WHAT IS EXPECTED → Images appear in the records below; leave them out and repeat everything else exactly.

RECORDS SHOWN →
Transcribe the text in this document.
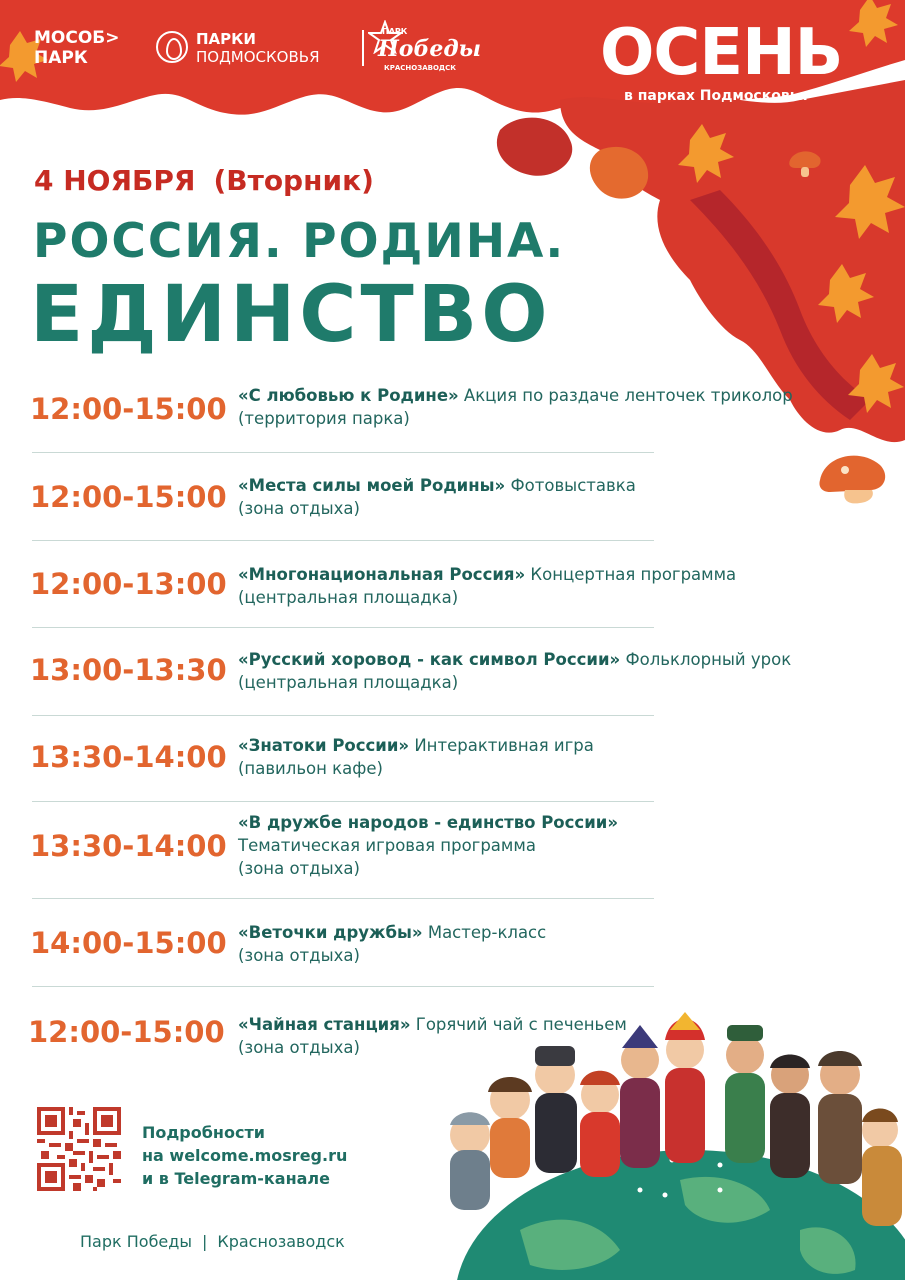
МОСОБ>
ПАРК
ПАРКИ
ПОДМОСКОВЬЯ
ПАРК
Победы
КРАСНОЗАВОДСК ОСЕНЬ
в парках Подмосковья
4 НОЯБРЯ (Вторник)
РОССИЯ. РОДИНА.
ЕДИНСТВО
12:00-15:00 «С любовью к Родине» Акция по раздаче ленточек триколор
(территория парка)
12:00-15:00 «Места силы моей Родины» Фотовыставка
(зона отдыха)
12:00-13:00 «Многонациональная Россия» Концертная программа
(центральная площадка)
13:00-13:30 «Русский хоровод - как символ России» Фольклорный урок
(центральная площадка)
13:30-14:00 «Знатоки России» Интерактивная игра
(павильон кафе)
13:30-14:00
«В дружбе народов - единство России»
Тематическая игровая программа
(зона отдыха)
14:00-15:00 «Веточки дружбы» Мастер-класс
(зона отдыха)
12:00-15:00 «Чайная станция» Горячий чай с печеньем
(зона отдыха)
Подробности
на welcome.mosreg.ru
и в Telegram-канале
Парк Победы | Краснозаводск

RESULT OF THE EXERCISE →
Transcribe the text in this document.
МОСОБ>
ПАРК
ПАРКИ
ПОДМОСКОВЬЯ
ПАРК
Победы
КРАСНОЗАВОДСК ОСЕНЬ
в парках Подмосковья
4 НОЯБРЯ (Вторник)
РОССИЯ. РОДИНА.
ЕДИНСТВО
12:00-15:00 «С любовью к Родине» Акция по раздаче ленточек триколор
(территория парка)
12:00-15:00 «Места силы моей Родины» Фотовыставка
(зона отдыха)
12:00-13:00 «Многонациональная Россия» Концертная программа
(центральная площадка)
13:00-13:30 «Русский хоровод - как символ России» Фольклорный урок
(центральная площадка)
13:30-14:00 «Знатоки России» Интерактивная игра
(павильон кафе)
13:30-14:00
«В дружбе народов - единство России»
Тематическая игровая программа
(зона отдыха)
14:00-15:00 «Веточки дружбы» Мастер-класс
(зона отдыха)
12:00-15:00 «Чайная станция» Горячий чай с печеньем
(зона отдыха)
Подробности
на welcome.mosreg.ru
и в Telegram-канале
Парк Победы | Краснозаводск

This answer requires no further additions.